◆ RECORDED INFORMATION:
[START]
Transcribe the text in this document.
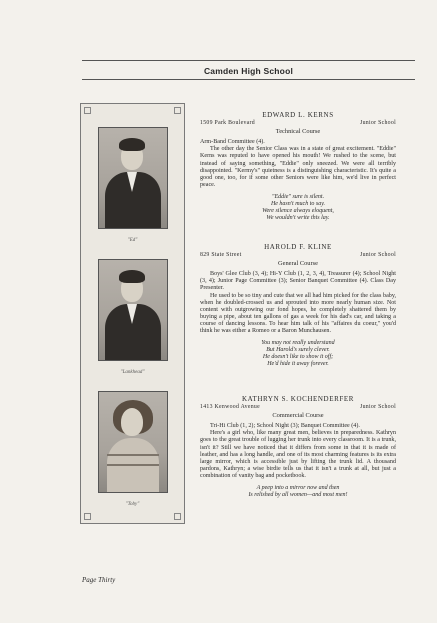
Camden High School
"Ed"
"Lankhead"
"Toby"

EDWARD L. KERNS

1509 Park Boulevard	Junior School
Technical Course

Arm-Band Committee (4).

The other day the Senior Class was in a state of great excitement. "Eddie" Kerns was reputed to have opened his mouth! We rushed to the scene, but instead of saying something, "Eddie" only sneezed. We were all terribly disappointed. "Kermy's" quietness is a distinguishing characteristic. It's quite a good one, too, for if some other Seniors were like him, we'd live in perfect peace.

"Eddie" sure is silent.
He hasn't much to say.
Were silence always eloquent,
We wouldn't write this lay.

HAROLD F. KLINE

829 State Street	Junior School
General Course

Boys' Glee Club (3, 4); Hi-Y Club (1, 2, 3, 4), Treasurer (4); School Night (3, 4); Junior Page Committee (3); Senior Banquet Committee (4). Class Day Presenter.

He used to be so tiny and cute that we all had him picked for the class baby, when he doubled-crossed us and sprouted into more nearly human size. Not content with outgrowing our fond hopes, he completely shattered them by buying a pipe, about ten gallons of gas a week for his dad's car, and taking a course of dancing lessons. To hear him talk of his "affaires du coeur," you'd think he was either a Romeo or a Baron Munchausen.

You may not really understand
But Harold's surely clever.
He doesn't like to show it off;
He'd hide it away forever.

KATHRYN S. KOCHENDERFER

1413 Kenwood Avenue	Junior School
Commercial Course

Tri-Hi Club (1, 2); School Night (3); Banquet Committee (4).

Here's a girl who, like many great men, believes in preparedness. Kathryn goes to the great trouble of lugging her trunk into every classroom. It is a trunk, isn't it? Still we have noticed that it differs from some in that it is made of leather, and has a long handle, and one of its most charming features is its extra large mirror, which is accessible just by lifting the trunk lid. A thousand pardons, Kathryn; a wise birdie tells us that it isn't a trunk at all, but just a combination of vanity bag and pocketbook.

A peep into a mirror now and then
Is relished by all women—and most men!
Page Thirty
[END]
◆ AIM: Every line in the data that holds "mirror" should be copied out.

◆ TASK OUTPUT:
Here's a girl who, like many great men, believes in preparedness. Kathryn goes to the great trouble of lugging her trunk into every classroom. It is a trunk, isn't it? Still we have noticed that it differs from some in that it is made of leather, and has a long handle, and one of its most charming features is its extra large mirror, which is accessible just by lifting the trunk lid. A thousand pardons, Kathryn; a wise birdie tells us that it isn't a trunk at all, but just a combination of vanity bag and pocketbook.
A peep into a mirror now and then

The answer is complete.